Objective –
Isolate every line in the data with the string "true" and copy it.
:: Information supplied ::
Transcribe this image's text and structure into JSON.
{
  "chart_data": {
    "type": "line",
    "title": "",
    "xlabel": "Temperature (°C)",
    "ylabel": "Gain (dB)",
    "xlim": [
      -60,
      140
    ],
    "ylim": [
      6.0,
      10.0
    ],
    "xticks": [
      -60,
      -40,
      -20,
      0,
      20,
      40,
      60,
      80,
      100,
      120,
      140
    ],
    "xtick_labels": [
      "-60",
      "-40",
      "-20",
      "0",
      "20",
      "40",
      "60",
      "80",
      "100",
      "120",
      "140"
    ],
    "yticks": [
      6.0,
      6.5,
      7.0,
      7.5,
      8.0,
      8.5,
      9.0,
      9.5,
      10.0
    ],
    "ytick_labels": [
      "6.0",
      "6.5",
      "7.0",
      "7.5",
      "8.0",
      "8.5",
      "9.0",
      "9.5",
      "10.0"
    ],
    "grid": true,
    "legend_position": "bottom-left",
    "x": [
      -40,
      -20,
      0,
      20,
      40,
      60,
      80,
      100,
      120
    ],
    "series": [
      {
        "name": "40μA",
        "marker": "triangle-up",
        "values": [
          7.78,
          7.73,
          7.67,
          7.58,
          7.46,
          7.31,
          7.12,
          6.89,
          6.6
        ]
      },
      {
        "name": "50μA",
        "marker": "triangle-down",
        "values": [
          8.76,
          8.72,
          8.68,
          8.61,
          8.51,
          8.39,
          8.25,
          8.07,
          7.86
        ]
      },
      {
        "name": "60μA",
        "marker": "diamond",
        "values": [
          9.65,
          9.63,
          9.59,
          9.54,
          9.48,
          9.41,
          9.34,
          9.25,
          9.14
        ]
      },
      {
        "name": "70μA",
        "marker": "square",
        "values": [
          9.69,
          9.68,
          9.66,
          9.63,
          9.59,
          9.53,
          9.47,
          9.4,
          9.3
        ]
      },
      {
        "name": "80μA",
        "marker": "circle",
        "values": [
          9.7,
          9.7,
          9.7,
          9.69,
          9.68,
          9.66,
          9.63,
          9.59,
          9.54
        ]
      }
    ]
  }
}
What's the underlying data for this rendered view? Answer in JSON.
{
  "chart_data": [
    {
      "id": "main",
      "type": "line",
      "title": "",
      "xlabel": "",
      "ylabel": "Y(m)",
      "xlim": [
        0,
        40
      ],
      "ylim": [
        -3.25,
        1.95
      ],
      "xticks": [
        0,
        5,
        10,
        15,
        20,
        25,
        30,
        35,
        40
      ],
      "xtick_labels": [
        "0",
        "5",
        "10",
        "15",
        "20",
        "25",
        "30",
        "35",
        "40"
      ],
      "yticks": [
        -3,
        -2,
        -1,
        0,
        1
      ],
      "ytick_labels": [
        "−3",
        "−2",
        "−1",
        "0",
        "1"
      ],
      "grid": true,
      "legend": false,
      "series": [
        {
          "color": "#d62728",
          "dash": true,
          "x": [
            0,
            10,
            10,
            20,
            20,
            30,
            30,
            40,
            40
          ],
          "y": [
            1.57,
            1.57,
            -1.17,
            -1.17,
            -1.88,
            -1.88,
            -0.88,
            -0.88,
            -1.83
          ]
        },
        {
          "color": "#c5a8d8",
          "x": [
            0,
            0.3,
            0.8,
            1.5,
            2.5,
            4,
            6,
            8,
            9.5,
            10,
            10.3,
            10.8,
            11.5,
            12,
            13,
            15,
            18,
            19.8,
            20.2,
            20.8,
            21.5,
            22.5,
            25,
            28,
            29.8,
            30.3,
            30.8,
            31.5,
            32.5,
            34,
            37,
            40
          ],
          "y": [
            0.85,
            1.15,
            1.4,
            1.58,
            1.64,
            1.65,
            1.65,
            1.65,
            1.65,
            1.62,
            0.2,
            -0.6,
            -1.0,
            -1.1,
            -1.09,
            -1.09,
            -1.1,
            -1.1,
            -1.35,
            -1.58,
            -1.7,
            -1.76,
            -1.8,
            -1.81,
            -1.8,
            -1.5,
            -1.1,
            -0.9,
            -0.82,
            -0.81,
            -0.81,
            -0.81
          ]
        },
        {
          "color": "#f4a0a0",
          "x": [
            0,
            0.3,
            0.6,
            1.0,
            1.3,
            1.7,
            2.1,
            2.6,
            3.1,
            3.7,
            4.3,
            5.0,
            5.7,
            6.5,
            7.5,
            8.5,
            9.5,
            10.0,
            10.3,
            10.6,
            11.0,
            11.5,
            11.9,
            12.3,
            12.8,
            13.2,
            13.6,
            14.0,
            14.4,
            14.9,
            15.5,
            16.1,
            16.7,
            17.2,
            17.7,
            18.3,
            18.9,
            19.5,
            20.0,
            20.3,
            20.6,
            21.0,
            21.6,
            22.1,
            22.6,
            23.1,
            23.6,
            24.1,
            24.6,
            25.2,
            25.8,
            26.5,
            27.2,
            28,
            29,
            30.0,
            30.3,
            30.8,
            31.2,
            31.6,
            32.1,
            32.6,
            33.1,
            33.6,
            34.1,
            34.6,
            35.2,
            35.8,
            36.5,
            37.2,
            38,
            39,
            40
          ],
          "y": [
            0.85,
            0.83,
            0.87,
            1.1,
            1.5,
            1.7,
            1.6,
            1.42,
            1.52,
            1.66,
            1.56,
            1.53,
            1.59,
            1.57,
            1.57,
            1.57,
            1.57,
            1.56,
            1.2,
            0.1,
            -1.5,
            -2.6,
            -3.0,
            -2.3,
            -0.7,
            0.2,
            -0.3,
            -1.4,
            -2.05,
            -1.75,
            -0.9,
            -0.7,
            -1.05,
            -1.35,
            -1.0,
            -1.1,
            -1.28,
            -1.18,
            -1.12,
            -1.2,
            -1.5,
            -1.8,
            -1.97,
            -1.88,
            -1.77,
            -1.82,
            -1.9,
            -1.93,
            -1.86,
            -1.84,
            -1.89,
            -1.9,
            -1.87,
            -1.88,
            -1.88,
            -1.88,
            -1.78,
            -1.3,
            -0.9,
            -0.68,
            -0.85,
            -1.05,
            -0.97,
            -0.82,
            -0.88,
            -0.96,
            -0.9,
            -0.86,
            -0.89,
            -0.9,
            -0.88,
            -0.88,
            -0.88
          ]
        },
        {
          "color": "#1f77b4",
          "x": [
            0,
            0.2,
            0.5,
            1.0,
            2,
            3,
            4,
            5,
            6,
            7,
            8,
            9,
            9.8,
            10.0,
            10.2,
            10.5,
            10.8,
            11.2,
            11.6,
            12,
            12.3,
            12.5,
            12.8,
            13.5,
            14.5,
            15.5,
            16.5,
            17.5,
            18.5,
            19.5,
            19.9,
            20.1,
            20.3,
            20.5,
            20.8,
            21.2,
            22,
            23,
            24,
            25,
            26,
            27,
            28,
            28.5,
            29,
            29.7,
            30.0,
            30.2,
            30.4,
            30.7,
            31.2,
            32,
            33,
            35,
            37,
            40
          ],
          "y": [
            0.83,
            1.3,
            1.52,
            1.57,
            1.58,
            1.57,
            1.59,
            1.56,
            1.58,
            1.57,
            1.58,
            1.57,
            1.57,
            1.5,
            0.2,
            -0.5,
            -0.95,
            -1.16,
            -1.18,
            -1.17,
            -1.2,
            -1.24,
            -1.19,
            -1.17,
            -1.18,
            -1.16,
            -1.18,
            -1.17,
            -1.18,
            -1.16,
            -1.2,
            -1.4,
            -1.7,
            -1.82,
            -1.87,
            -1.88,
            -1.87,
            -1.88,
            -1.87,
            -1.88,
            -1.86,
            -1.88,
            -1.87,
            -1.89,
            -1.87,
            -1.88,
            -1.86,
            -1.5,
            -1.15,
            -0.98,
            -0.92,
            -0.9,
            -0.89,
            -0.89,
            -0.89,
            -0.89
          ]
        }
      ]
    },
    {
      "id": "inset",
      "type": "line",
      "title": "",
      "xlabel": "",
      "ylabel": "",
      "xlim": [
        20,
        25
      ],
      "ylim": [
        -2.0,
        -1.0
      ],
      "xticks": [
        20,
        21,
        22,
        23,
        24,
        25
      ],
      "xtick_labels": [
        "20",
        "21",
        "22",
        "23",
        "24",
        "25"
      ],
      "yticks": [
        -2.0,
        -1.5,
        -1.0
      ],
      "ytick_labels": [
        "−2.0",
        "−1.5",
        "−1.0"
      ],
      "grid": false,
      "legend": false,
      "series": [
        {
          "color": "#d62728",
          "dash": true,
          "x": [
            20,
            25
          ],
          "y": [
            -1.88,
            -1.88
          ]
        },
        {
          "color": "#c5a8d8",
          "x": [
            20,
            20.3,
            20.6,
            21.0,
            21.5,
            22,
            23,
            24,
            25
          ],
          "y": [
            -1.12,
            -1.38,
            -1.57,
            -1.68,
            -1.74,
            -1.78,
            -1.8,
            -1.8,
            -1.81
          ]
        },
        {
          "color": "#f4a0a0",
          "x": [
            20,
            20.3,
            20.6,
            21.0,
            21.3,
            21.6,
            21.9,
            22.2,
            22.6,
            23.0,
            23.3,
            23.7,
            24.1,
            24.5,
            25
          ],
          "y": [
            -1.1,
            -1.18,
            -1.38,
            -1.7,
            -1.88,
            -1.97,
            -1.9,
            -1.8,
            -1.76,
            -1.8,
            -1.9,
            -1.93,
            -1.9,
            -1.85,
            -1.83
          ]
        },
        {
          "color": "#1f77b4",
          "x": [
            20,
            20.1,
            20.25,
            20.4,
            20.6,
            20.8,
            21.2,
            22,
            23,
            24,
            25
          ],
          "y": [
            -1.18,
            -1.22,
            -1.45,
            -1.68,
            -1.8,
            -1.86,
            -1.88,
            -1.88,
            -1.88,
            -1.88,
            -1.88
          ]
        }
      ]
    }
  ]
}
:::
Answer to the problem –
    "grid": true,
      "grid": true,
          "dash": true,
          "dash": true,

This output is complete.